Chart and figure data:
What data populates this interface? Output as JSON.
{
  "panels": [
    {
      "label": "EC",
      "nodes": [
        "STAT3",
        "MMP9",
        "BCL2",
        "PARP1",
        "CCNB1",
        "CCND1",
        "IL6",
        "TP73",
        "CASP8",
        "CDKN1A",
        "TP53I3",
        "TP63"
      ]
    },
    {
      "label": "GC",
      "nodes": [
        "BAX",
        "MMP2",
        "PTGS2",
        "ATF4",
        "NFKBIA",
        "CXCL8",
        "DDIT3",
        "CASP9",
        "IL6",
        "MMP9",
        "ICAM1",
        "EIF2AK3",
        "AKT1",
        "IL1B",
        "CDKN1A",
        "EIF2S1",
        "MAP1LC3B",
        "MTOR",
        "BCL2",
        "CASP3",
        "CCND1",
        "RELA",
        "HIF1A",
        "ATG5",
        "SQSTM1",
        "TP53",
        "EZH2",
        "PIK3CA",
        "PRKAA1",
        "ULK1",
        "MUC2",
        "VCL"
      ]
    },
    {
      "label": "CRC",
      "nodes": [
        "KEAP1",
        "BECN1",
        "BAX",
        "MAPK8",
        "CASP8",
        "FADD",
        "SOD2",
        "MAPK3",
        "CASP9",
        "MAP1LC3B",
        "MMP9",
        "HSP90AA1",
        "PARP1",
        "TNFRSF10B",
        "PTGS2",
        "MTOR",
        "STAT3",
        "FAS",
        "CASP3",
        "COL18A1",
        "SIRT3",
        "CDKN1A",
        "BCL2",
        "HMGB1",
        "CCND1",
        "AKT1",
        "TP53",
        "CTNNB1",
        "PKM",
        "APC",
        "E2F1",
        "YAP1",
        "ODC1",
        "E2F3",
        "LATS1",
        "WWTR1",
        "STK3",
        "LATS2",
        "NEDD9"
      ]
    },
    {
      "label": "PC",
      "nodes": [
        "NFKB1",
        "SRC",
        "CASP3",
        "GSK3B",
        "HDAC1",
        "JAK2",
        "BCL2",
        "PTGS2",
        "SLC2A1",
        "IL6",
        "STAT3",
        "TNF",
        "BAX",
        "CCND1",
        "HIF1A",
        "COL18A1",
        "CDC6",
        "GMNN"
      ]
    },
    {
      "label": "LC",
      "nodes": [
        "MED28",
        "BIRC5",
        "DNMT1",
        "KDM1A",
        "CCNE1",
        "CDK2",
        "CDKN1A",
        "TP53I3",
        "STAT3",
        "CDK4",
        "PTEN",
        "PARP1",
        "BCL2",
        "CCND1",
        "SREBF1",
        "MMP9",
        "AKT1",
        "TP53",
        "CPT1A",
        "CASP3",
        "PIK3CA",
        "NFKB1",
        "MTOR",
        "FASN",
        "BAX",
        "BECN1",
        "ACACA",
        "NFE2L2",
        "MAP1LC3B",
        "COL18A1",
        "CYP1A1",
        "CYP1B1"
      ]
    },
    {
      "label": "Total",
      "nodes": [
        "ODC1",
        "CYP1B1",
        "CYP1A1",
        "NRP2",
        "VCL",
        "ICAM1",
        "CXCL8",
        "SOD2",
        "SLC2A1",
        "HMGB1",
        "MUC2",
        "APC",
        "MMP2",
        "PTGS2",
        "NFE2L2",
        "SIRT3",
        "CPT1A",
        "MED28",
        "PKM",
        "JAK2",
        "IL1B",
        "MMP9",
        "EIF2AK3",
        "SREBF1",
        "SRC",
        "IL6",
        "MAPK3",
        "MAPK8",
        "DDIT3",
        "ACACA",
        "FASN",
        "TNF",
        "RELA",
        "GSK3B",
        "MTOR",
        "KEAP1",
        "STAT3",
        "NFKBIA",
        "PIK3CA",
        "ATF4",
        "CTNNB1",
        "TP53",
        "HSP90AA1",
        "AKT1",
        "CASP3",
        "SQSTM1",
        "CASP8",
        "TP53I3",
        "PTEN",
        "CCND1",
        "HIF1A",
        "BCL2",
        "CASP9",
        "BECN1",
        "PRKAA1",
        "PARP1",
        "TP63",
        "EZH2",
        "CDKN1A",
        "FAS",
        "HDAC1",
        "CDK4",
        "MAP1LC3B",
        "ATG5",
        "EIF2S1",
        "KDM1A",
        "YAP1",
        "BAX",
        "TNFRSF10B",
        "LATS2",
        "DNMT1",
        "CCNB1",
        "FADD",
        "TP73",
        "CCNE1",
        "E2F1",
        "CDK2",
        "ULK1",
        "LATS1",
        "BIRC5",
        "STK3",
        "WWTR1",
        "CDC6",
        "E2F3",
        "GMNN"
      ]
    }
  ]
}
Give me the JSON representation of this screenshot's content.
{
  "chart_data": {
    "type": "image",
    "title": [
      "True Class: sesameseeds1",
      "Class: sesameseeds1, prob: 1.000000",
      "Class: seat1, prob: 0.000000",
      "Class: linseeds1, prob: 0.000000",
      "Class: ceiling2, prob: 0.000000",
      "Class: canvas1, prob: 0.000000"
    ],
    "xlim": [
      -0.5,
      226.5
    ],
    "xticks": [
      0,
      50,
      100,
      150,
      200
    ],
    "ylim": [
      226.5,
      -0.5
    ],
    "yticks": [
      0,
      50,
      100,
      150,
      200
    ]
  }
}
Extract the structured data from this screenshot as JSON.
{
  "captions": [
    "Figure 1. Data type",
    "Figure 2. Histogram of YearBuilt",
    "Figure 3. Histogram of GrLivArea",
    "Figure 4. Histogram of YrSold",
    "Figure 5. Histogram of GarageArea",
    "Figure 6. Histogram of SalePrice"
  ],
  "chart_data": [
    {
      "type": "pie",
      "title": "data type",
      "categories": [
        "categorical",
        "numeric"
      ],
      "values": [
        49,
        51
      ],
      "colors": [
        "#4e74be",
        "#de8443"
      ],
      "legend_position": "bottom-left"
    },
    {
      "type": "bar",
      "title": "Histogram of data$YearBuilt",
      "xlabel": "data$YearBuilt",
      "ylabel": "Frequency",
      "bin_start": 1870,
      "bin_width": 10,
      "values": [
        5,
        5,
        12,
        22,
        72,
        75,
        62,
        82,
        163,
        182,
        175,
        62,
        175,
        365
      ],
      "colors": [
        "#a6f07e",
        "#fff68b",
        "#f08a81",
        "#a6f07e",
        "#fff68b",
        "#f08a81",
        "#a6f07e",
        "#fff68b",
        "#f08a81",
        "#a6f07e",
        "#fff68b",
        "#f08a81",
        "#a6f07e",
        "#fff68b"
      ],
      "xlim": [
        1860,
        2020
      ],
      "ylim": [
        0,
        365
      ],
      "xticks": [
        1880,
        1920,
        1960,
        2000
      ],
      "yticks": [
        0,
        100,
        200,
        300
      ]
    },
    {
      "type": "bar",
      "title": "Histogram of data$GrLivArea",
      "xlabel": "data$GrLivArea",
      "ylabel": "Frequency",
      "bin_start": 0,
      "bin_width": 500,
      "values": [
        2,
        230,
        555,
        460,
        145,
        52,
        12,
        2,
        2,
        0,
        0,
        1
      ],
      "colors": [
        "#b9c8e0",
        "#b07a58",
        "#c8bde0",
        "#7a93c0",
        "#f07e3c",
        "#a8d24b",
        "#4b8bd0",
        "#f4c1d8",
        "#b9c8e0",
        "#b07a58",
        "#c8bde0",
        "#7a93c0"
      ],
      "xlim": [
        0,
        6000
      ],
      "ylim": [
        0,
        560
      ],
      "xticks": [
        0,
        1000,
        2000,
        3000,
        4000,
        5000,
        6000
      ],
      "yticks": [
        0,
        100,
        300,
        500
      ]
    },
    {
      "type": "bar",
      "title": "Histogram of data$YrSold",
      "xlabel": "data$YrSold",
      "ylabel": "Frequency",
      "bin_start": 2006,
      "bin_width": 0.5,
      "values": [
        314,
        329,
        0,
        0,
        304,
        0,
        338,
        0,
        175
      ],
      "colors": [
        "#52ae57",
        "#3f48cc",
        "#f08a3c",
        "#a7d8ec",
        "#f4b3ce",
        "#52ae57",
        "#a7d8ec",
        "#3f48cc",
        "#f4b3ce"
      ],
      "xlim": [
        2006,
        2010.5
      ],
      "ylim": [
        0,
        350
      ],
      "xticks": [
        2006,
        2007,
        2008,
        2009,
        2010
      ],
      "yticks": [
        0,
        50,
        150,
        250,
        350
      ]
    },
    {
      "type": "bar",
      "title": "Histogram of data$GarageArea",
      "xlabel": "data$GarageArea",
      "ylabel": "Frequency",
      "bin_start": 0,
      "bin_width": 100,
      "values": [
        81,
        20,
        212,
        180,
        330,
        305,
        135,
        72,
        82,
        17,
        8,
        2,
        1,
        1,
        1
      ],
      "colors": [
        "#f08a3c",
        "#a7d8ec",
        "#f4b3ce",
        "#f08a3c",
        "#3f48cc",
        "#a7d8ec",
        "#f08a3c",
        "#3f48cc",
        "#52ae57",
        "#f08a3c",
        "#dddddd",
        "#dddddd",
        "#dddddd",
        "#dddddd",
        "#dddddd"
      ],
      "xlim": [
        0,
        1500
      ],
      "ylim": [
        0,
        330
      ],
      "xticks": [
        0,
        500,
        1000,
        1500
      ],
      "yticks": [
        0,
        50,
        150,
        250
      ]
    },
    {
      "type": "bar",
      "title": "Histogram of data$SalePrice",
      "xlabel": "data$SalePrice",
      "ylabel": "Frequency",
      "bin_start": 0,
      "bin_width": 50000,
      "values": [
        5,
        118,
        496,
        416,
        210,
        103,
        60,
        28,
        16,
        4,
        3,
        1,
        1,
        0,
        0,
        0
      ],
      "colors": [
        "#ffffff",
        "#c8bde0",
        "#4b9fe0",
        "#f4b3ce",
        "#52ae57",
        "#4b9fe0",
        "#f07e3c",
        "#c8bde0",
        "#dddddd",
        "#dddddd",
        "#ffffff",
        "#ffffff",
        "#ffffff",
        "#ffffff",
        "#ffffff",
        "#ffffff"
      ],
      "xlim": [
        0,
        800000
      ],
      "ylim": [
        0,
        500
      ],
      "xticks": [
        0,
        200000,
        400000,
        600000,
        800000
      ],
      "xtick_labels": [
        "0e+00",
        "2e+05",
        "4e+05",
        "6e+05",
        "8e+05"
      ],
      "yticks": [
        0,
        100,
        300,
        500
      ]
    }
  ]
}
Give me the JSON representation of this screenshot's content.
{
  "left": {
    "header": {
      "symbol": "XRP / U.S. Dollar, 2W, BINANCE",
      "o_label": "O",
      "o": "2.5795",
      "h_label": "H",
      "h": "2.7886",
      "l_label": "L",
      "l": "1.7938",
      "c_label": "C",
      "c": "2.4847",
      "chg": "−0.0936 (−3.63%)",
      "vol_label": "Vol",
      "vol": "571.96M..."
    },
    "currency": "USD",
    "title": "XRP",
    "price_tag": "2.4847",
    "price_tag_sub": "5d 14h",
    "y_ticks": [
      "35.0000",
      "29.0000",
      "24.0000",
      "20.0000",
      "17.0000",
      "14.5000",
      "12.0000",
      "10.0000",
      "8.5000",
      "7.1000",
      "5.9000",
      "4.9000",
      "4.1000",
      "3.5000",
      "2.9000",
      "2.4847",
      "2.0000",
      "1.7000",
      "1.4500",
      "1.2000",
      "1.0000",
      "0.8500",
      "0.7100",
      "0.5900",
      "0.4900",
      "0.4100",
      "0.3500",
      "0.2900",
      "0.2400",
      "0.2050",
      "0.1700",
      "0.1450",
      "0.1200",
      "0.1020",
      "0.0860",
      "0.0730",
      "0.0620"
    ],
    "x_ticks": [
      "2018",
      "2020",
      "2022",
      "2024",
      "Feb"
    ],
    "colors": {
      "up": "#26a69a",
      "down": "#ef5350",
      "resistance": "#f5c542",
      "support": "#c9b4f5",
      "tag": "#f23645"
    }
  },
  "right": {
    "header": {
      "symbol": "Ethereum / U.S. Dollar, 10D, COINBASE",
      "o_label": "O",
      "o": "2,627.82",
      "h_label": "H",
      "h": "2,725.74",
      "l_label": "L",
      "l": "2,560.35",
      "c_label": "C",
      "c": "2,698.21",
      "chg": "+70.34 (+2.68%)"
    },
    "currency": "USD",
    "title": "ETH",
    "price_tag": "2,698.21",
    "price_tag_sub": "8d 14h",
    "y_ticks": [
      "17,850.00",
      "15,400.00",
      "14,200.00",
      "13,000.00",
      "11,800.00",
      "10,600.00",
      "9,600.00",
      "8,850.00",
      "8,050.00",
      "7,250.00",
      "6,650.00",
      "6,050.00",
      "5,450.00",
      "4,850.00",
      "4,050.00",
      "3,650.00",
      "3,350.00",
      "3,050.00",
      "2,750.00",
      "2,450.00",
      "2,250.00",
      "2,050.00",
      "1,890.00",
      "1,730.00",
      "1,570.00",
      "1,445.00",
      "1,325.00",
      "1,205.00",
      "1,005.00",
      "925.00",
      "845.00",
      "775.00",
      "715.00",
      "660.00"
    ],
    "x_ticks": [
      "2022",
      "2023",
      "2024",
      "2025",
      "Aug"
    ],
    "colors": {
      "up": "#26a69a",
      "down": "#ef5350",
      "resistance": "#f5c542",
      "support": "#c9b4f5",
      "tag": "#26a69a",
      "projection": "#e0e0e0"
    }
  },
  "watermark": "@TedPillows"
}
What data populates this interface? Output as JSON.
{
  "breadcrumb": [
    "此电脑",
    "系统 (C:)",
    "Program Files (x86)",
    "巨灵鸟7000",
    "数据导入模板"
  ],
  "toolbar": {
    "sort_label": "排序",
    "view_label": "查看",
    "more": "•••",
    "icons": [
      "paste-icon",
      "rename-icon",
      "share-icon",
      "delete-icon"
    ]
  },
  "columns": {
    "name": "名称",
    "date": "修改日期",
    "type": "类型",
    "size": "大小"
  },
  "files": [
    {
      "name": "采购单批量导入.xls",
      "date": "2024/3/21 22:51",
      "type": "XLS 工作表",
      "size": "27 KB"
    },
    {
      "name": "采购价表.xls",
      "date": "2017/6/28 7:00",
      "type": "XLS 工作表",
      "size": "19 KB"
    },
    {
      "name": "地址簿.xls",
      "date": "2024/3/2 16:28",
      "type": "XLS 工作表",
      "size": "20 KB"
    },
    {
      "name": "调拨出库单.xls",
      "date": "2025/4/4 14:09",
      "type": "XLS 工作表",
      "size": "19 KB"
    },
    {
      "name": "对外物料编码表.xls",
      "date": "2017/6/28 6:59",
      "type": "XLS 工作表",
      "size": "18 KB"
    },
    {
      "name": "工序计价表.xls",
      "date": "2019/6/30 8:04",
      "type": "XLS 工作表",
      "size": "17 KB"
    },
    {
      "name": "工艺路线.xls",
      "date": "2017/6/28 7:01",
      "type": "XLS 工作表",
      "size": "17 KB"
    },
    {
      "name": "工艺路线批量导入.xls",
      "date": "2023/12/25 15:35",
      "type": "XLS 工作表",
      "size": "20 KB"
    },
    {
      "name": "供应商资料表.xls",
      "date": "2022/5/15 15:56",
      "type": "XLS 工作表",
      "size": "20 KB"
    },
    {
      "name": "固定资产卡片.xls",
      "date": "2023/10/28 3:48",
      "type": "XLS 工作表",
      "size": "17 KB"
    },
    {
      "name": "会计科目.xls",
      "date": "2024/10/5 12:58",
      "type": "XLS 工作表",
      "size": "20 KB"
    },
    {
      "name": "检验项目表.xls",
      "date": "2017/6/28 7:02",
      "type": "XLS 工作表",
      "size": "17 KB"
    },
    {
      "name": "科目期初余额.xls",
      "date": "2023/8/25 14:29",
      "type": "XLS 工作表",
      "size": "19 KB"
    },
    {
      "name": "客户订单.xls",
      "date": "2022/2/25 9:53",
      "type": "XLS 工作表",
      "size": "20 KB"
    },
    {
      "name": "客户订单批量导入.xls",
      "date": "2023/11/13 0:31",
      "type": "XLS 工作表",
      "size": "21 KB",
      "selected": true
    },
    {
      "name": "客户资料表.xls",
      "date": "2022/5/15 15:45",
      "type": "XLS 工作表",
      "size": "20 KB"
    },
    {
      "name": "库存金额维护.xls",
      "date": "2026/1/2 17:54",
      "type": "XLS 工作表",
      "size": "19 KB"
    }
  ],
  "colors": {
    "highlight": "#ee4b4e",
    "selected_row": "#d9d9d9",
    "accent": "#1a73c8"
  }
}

* TASK STATEMENT: Determine the number of lines in the listing that hold the word "Class", and supply that number and nothing further.

* FULL OUTPUT: 6